* DIRECTION
Search the data for the word "Daily". Reproduce every line where it is found.

* THE RECORDS
────────────────────────────────────────
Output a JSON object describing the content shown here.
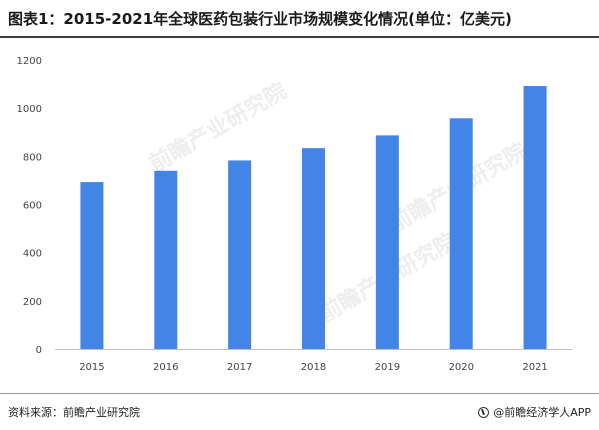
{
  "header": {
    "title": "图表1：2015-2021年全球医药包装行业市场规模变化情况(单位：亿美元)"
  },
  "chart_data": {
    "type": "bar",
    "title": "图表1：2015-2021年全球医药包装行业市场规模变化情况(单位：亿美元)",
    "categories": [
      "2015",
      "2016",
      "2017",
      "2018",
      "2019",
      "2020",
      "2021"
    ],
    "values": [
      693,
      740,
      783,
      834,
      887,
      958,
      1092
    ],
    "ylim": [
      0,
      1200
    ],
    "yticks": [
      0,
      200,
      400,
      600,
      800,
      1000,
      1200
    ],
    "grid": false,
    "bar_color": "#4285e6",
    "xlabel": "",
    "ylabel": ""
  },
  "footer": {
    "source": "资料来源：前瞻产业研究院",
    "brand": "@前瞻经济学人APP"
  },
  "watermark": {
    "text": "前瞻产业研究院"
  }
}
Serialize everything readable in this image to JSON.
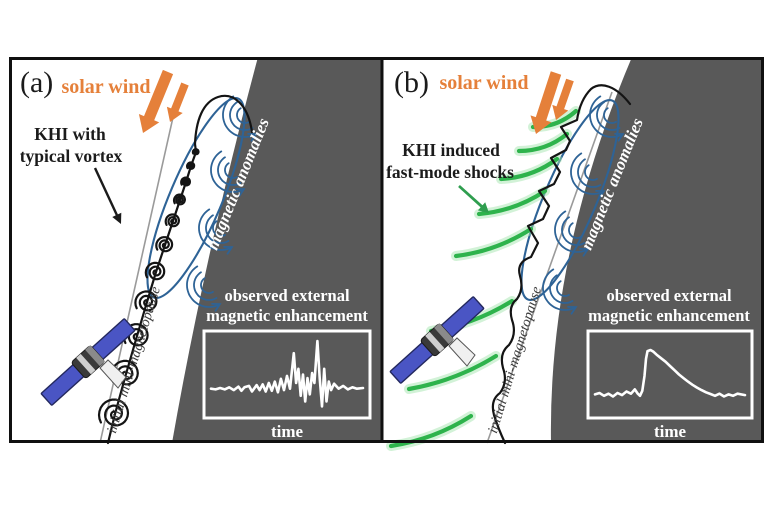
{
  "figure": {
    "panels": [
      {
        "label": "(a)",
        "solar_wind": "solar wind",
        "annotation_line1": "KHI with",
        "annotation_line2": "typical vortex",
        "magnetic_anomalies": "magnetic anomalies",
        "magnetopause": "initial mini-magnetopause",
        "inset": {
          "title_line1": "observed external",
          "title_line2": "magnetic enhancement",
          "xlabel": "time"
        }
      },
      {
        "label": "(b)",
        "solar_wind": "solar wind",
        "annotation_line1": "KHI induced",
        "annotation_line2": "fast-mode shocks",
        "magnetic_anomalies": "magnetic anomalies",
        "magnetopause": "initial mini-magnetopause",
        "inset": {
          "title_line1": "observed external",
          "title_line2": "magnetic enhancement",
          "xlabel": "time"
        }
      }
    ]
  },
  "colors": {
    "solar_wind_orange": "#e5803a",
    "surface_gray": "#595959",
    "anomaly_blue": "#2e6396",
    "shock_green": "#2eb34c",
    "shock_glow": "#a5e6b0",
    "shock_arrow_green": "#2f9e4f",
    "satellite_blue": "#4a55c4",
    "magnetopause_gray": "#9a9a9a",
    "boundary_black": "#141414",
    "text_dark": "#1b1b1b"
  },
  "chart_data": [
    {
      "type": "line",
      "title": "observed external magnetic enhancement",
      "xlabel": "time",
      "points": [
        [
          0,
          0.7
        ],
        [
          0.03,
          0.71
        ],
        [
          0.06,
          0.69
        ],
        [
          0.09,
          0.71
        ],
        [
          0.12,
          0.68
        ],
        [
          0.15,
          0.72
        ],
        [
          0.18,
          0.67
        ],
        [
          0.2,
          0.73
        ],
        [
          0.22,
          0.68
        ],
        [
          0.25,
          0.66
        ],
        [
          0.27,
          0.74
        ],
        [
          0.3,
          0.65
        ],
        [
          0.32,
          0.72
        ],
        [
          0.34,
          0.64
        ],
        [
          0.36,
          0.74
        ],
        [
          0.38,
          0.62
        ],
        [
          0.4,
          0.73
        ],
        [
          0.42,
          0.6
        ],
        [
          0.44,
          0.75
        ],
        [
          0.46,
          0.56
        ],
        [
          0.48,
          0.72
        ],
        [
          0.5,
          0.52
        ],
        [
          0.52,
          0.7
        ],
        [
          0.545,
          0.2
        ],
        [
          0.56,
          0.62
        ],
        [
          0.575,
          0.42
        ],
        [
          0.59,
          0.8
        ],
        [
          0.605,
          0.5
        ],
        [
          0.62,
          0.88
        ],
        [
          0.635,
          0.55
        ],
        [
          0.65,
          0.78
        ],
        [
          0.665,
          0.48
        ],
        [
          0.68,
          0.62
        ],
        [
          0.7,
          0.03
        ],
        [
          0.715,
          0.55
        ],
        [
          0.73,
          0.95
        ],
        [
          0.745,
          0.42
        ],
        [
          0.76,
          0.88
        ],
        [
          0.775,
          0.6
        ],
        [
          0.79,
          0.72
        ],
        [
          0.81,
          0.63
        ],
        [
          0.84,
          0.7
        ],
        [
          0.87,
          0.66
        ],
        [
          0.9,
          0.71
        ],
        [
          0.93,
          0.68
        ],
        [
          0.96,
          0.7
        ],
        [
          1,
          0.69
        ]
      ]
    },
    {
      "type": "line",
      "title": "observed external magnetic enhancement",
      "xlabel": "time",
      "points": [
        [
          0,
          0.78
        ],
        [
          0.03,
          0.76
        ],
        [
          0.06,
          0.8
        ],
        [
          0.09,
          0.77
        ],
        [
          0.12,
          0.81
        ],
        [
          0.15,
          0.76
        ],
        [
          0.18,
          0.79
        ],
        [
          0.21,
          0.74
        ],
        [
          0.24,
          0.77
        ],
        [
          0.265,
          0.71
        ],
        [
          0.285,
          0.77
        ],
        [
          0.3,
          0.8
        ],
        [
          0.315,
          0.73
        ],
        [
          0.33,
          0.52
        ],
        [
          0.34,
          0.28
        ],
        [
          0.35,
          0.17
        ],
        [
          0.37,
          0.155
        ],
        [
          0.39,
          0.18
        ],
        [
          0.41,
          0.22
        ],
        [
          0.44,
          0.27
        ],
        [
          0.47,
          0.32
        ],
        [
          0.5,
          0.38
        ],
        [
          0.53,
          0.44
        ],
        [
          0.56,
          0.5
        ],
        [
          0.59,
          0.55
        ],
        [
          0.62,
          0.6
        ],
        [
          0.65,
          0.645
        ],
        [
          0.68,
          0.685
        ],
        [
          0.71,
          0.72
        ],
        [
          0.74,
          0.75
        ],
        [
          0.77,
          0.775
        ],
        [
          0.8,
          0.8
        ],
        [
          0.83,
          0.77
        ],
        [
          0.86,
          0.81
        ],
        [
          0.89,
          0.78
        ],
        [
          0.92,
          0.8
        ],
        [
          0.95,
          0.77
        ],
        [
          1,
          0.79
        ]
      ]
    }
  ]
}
────────────────────────────────────────
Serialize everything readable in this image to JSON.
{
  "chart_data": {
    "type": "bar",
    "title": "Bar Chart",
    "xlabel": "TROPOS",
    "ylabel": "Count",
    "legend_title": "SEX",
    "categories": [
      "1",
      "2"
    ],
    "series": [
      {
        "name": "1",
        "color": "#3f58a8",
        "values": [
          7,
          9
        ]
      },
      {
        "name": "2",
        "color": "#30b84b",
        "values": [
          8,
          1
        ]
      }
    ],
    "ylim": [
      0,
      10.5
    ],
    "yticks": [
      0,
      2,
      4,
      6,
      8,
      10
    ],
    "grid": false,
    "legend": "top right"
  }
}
────────────────────────────────────────
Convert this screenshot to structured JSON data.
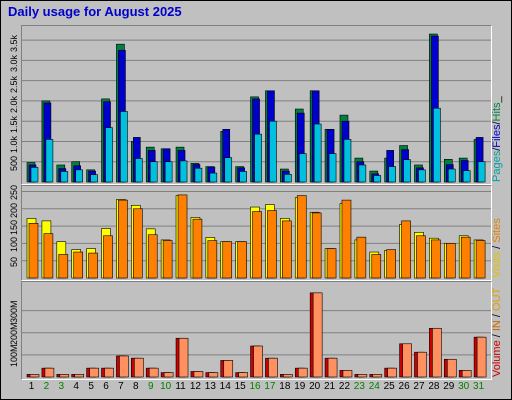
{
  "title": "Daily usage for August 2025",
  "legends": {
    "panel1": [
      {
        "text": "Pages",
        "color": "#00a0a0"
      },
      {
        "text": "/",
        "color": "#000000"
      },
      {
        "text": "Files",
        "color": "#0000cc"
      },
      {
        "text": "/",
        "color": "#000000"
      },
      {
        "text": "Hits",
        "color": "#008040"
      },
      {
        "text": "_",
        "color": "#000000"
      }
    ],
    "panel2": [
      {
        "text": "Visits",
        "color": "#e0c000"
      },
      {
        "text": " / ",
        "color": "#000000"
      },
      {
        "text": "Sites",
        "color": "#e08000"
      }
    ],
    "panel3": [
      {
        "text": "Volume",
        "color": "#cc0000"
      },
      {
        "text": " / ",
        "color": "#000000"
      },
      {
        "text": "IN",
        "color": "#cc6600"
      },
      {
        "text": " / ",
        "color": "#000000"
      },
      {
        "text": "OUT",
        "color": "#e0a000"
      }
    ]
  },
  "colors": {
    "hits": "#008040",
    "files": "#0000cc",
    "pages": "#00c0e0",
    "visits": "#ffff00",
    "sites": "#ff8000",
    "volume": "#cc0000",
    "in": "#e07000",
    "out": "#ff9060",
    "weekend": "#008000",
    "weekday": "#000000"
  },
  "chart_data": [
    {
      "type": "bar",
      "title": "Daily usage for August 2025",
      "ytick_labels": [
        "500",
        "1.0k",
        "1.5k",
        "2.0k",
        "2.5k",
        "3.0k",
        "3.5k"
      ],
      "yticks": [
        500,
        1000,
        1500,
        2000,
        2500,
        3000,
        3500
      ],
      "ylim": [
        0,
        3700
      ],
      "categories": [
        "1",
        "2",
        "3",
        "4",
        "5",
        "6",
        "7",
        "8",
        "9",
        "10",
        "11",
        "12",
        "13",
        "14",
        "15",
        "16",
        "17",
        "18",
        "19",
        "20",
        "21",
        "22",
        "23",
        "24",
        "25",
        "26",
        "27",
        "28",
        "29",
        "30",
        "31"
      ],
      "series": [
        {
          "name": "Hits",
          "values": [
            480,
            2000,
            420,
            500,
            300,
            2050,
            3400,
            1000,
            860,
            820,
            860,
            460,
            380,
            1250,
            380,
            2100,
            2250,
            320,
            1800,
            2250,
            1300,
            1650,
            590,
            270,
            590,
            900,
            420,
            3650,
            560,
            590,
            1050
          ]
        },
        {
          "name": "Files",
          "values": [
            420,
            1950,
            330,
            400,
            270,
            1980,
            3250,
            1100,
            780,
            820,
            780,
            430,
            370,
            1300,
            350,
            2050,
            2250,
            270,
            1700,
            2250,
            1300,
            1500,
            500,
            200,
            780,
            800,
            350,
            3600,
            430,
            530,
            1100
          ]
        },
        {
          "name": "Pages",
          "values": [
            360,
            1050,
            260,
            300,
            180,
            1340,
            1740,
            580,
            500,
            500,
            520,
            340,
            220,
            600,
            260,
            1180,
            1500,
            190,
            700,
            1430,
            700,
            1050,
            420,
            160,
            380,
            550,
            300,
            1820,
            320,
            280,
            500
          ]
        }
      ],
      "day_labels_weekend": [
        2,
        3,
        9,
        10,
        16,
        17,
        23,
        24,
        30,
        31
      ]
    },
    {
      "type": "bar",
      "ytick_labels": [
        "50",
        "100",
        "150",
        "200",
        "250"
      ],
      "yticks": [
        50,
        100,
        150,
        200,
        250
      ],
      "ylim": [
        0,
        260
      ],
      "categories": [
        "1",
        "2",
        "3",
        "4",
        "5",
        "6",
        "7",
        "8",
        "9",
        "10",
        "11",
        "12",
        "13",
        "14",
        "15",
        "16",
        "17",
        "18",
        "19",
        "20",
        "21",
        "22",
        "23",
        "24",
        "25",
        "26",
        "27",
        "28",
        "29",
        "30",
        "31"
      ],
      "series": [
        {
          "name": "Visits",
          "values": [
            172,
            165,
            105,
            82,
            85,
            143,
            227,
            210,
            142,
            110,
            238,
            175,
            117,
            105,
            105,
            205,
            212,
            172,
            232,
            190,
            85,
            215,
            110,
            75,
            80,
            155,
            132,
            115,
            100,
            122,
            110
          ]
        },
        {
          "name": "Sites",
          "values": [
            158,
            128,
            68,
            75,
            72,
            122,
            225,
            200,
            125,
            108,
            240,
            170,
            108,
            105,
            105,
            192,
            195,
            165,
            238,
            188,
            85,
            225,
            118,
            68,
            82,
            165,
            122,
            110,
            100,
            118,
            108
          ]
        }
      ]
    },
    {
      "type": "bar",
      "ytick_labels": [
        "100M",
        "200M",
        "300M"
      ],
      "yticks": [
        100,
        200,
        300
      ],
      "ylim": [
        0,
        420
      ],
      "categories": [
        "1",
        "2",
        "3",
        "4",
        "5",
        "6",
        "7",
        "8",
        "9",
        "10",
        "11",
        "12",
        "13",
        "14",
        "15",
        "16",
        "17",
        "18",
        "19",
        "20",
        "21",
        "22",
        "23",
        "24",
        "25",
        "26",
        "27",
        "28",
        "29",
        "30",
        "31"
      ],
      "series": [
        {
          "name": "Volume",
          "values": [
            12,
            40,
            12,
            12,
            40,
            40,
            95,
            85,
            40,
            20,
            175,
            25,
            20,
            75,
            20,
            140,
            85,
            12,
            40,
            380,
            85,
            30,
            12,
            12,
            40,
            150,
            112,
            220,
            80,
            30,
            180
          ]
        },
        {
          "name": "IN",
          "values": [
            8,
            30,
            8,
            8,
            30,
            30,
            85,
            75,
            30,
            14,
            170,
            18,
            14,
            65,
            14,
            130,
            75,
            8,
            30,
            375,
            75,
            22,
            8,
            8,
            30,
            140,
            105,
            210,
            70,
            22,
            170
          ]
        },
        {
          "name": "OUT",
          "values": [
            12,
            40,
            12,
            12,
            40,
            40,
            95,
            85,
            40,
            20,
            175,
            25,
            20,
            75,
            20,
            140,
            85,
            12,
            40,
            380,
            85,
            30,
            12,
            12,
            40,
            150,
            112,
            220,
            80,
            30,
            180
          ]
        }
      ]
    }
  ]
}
────────────────────────────────────────
* SOLVED PROBLEM
  "title": "Daily usage for August 2025",
      "title": "Daily usage for August 2025",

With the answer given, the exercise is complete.